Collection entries
--------

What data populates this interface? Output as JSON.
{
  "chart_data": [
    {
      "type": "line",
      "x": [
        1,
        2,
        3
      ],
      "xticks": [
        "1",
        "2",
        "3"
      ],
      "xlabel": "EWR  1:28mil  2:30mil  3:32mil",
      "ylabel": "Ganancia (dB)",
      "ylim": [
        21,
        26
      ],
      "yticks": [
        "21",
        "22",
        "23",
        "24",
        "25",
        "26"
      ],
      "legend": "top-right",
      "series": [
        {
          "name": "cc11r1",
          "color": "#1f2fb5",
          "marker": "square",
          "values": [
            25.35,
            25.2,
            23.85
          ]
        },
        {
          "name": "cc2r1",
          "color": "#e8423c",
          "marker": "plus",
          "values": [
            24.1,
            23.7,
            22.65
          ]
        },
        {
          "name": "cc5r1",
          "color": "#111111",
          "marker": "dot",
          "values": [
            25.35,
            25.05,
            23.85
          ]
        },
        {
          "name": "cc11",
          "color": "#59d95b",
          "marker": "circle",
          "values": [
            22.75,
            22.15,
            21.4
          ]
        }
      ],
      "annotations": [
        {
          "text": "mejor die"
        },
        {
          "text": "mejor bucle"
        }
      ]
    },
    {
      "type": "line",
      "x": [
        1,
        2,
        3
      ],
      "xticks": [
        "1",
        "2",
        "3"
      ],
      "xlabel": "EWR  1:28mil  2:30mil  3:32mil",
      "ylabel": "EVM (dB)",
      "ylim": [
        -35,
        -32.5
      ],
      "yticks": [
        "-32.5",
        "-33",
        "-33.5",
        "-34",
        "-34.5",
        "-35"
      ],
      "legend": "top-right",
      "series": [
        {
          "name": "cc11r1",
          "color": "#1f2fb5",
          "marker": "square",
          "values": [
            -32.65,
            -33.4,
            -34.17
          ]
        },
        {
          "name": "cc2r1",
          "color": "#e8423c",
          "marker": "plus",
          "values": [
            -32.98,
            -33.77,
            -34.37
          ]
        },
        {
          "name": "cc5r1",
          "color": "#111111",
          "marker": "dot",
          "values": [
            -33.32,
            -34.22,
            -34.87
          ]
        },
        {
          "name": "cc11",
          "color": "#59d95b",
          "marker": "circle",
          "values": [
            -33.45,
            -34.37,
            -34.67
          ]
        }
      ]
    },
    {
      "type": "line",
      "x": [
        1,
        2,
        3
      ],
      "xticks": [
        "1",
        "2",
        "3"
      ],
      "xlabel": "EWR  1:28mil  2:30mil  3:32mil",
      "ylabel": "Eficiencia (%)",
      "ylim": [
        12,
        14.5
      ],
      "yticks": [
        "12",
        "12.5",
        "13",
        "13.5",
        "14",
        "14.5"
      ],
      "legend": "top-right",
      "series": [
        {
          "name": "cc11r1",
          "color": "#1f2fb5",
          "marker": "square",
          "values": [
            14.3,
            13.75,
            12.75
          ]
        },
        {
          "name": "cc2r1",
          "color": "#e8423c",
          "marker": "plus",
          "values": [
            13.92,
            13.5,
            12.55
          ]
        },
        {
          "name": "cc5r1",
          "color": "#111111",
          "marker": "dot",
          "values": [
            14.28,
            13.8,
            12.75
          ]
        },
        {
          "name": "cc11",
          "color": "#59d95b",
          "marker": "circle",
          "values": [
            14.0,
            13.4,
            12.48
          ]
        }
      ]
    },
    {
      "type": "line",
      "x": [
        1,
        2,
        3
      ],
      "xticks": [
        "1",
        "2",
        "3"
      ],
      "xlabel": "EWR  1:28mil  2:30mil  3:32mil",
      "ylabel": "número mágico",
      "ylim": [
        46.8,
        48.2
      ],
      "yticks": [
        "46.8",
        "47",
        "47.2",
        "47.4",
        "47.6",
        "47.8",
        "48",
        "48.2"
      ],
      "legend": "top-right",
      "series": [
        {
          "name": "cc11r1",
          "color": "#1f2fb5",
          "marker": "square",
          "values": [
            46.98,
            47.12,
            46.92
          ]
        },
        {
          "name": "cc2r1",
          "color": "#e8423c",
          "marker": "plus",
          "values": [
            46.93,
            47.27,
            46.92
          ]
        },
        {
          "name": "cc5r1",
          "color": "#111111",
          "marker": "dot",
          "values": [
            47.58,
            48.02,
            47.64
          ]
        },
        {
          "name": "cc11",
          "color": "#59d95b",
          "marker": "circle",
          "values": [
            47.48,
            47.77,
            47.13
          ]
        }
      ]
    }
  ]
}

--------

* Task description: Extract the complete listing verbatim.

* Exercise answer:
What data populates this interface? Output as JSON.
{
  "chart_data": [
    {
      "type": "line",
      "x": [
        1,
        2,
        3
      ],
      "xticks": [
        "1",
        "2",
        "3"
      ],
      "xlabel": "EWR  1:28mil  2:30mil  3:32mil",
      "ylabel": "Ganancia (dB)",
      "ylim": [
        21,
        26
      ],
      "yticks": [
        "21",
        "22",
        "23",
        "24",
        "25",
        "26"
      ],
      "legend": "top-right",
      "series": [
        {
          "name": "cc11r1",
          "color": "#1f2fb5",
          "marker": "square",
          "values": [
            25.35,
            25.2,
            23.85
          ]
        },
        {
          "name": "cc2r1",
          "color": "#e8423c",
          "marker": "plus",
          "values": [
            24.1,
            23.7,
            22.65
          ]
        },
        {
          "name": "cc5r1",
          "color": "#111111",
          "marker": "dot",
          "values": [
            25.35,
            25.05,
            23.85
          ]
        },
        {
          "name": "cc11",
          "color": "#59d95b",
          "marker": "circle",
          "values": [
            22.75,
            22.15,
            21.4
          ]
        }
      ],
      "annotations": [
        {
          "text": "mejor die"
        },
        {
          "text": "mejor bucle"
        }
      ]
    },
    {
      "type": "line",
      "x": [
        1,
        2,
        3
      ],
      "xticks": [
        "1",
        "2",
        "3"
      ],
      "xlabel": "EWR  1:28mil  2:30mil  3:32mil",
      "ylabel": "EVM (dB)",
      "ylim": [
        -35,
        -32.5
      ],
      "yticks": [
        "-32.5",
        "-33",
        "-33.5",
        "-34",
        "-34.5",
        "-35"
      ],
      "legend": "top-right",
      "series": [
        {
          "name": "cc11r1",
          "color": "#1f2fb5",
          "marker": "square",
          "values": [
            -32.65,
            -33.4,
            -34.17
          ]
        },
        {
          "name": "cc2r1",
          "color": "#e8423c",
          "marker": "plus",
          "values": [
            -32.98,
            -33.77,
            -34.37
          ]
        },
        {
          "name": "cc5r1",
          "color": "#111111",
          "marker": "dot",
          "values": [
            -33.32,
            -34.22,
            -34.87
          ]
        },
        {
          "name": "cc11",
          "color": "#59d95b",
          "marker": "circle",
          "values": [
            -33.45,
            -34.37,
            -34.67
          ]
        }
      ]
    },
    {
      "type": "line",
      "x": [
        1,
        2,
        3
      ],
      "xticks": [
        "1",
        "2",
        "3"
      ],
      "xlabel": "EWR  1:28mil  2:30mil  3:32mil",
      "ylabel": "Eficiencia (%)",
      "ylim": [
        12,
        14.5
      ],
      "yticks": [
        "12",
        "12.5",
        "13",
        "13.5",
        "14",
        "14.5"
      ],
      "legend": "top-right",
      "series": [
        {
          "name": "cc11r1",
          "color": "#1f2fb5",
          "marker": "square",
          "values": [
            14.3,
            13.75,
            12.75
          ]
        },
        {
          "name": "cc2r1",
          "color": "#e8423c",
          "marker": "plus",
          "values": [
            13.92,
            13.5,
            12.55
          ]
        },
        {
          "name": "cc5r1",
          "color": "#111111",
          "marker": "dot",
          "values": [
            14.28,
            13.8,
            12.75
          ]
        },
        {
          "name": "cc11",
          "color": "#59d95b",
          "marker": "circle",
          "values": [
            14.0,
            13.4,
            12.48
          ]
        }
      ]
    },
    {
      "type": "line",
      "x": [
        1,
        2,
        3
      ],
      "xticks": [
        "1",
        "2",
        "3"
      ],
      "xlabel": "EWR  1:28mil  2:30mil  3:32mil",
      "ylabel": "número mágico",
      "ylim": [
        46.8,
        48.2
      ],
      "yticks": [
        "46.8",
        "47",
        "47.2",
        "47.4",
        "47.6",
        "47.8",
        "48",
        "48.2"
      ],
      "legend": "top-right",
      "series": [
        {
          "name": "cc11r1",
          "color": "#1f2fb5",
          "marker": "square",
          "values": [
            46.98,
            47.12,
            46.92
          ]
        },
        {
          "name": "cc2r1",
          "color": "#e8423c",
          "marker": "plus",
          "values": [
            46.93,
            47.27,
            46.92
          ]
        },
        {
          "name": "cc5r1",
          "color": "#111111",
          "marker": "dot",
          "values": [
            47.58,
            48.02,
            47.64
          ]
        },
        {
          "name": "cc11",
          "color": "#59d95b",
          "marker": "circle",
          "values": [
            47.48,
            47.77,
            47.13
          ]
        }
      ]
    }
  ]
}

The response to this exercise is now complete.